What is needed: Below are the records; reproduce all of them exactly but without any images.

[Collection entries]
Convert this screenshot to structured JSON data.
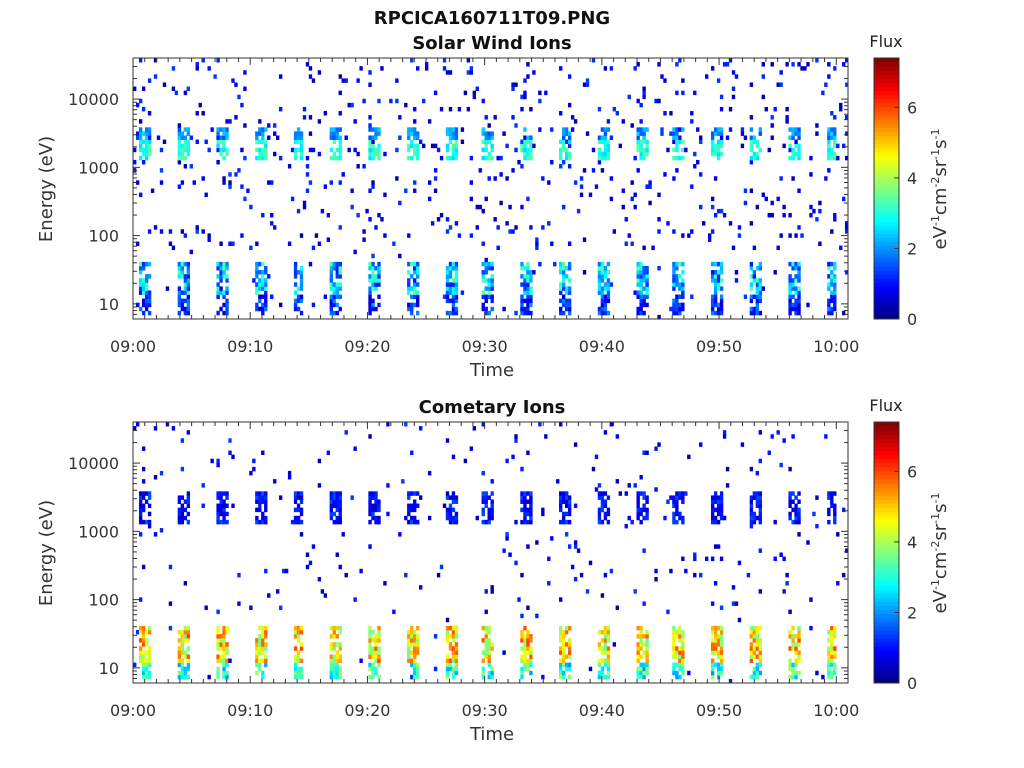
{
  "figure_title": "RPCICA160711T09.PNG",
  "chart_data": [
    {
      "type": "heatmap",
      "title": "Solar Wind Ions",
      "xlabel": "Time",
      "ylabel": "Energy (eV)",
      "x_ticks": [
        "09:00",
        "09:10",
        "09:20",
        "09:30",
        "09:40",
        "09:50",
        "10:00"
      ],
      "x_range_minutes": [
        0,
        61
      ],
      "y_ticks": [
        10,
        100,
        1000,
        10000
      ],
      "y_scale": "log",
      "y_range": [
        6,
        40000
      ],
      "colorbar": {
        "title": "Flux",
        "label": "eV-1cm-2sr-1s-1",
        "ticks": [
          0,
          2,
          4,
          6
        ],
        "range": [
          0,
          7.4
        ],
        "colormap": "jet"
      },
      "bands": [
        {
          "energy_range": [
            1200,
            2400
          ],
          "flux_range": [
            2.5,
            3.5
          ],
          "description": "periodic bursts"
        },
        {
          "energy_range": [
            2600,
            4000
          ],
          "flux_range": [
            1.5,
            2.5
          ],
          "description": "periodic bursts"
        },
        {
          "energy_range": [
            14,
            40
          ],
          "flux_range": [
            1.0,
            3.5
          ],
          "description": "periodic bursts"
        },
        {
          "energy_range": [
            7,
            14
          ],
          "flux_range": [
            0.5,
            2.0
          ],
          "description": "periodic bursts"
        }
      ],
      "burst_period_minutes": 3.25
    },
    {
      "type": "heatmap",
      "title": "Cometary Ions",
      "xlabel": "Time",
      "ylabel": "Energy (eV)",
      "x_ticks": [
        "09:00",
        "09:10",
        "09:20",
        "09:30",
        "09:40",
        "09:50",
        "10:00"
      ],
      "x_range_minutes": [
        0,
        61
      ],
      "y_ticks": [
        10,
        100,
        1000,
        10000
      ],
      "y_scale": "log",
      "y_range": [
        6,
        40000
      ],
      "colorbar": {
        "title": "Flux",
        "label": "eV-1cm-2sr-1s-1",
        "ticks": [
          0,
          2,
          4,
          6
        ],
        "range": [
          0,
          7.4
        ],
        "colormap": "jet"
      },
      "bands": [
        {
          "energy_range": [
            12,
            40
          ],
          "flux_range": [
            3.5,
            6.0
          ],
          "description": "periodic bursts"
        },
        {
          "energy_range": [
            7,
            12
          ],
          "flux_range": [
            2.0,
            4.0
          ],
          "description": "periodic bursts"
        },
        {
          "energy_range": [
            1200,
            4000
          ],
          "flux_range": [
            0.5,
            1.5
          ],
          "description": "periodic bursts"
        }
      ],
      "burst_period_minutes": 3.25
    }
  ]
}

Expected answer:
Convert this screenshot to structured JSON data.
{
  "figure_title": "RPCICA160711T09.PNG",
  "chart_data": [
    {
      "type": "heatmap",
      "title": "Solar Wind Ions",
      "xlabel": "Time",
      "ylabel": "Energy (eV)",
      "x_ticks": [
        "09:00",
        "09:10",
        "09:20",
        "09:30",
        "09:40",
        "09:50",
        "10:00"
      ],
      "x_range_minutes": [
        0,
        61
      ],
      "y_ticks": [
        10,
        100,
        1000,
        10000
      ],
      "y_scale": "log",
      "y_range": [
        6,
        40000
      ],
      "colorbar": {
        "title": "Flux",
        "label": "eV-1cm-2sr-1s-1",
        "ticks": [
          0,
          2,
          4,
          6
        ],
        "range": [
          0,
          7.4
        ],
        "colormap": "jet"
      },
      "bands": [
        {
          "energy_range": [
            1200,
            2400
          ],
          "flux_range": [
            2.5,
            3.5
          ],
          "description": "periodic bursts"
        },
        {
          "energy_range": [
            2600,
            4000
          ],
          "flux_range": [
            1.5,
            2.5
          ],
          "description": "periodic bursts"
        },
        {
          "energy_range": [
            14,
            40
          ],
          "flux_range": [
            1.0,
            3.5
          ],
          "description": "periodic bursts"
        },
        {
          "energy_range": [
            7,
            14
          ],
          "flux_range": [
            0.5,
            2.0
          ],
          "description": "periodic bursts"
        }
      ],
      "burst_period_minutes": 3.25
    },
    {
      "type": "heatmap",
      "title": "Cometary Ions",
      "xlabel": "Time",
      "ylabel": "Energy (eV)",
      "x_ticks": [
        "09:00",
        "09:10",
        "09:20",
        "09:30",
        "09:40",
        "09:50",
        "10:00"
      ],
      "x_range_minutes": [
        0,
        61
      ],
      "y_ticks": [
        10,
        100,
        1000,
        10000
      ],
      "y_scale": "log",
      "y_range": [
        6,
        40000
      ],
      "colorbar": {
        "title": "Flux",
        "label": "eV-1cm-2sr-1s-1",
        "ticks": [
          0,
          2,
          4,
          6
        ],
        "range": [
          0,
          7.4
        ],
        "colormap": "jet"
      },
      "bands": [
        {
          "energy_range": [
            12,
            40
          ],
          "flux_range": [
            3.5,
            6.0
          ],
          "description": "periodic bursts"
        },
        {
          "energy_range": [
            7,
            12
          ],
          "flux_range": [
            2.0,
            4.0
          ],
          "description": "periodic bursts"
        },
        {
          "energy_range": [
            1200,
            4000
          ],
          "flux_range": [
            0.5,
            1.5
          ],
          "description": "periodic bursts"
        }
      ],
      "burst_period_minutes": 3.25
    }
  ]
}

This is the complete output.